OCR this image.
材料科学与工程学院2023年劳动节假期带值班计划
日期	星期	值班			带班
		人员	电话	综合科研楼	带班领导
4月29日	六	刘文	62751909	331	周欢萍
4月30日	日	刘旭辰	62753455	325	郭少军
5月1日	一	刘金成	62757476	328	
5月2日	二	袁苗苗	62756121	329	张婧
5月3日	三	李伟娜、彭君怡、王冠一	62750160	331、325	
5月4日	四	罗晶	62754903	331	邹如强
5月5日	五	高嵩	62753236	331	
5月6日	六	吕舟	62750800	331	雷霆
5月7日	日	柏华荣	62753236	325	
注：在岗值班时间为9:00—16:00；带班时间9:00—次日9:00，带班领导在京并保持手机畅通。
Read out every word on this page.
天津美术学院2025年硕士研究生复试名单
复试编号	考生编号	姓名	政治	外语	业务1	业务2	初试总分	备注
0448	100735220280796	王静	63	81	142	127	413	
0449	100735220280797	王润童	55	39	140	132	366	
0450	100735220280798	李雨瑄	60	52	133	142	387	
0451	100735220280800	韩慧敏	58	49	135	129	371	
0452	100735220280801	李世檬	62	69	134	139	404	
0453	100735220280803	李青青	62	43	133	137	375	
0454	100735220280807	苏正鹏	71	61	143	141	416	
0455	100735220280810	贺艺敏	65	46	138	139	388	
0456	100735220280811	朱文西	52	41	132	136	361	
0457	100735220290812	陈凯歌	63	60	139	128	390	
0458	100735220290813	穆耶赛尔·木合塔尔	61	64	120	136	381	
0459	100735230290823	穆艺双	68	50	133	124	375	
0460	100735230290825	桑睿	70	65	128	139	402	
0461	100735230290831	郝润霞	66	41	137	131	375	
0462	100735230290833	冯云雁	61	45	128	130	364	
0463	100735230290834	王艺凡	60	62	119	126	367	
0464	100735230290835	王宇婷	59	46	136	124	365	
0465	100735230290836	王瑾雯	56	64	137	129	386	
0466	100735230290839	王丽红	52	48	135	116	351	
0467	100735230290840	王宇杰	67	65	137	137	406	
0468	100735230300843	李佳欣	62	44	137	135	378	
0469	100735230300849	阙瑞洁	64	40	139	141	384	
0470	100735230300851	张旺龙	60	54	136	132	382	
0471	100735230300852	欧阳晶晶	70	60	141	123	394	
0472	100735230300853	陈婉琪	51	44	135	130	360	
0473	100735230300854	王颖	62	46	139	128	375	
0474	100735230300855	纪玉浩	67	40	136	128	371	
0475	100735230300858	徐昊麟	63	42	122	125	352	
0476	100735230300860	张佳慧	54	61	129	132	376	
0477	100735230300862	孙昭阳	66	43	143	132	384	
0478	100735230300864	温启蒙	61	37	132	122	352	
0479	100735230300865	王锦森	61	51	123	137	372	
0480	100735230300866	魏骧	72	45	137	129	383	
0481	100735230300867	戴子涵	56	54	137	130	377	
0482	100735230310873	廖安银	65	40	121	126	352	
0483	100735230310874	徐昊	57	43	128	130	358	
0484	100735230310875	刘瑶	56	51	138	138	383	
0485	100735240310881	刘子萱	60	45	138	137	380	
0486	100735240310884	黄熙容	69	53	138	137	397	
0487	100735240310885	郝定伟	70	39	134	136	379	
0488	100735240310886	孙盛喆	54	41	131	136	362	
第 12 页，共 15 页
+++
TASK GOAL:
Report how many lines of the listing hold the word "this", with nothing but the number.

RESULT:
2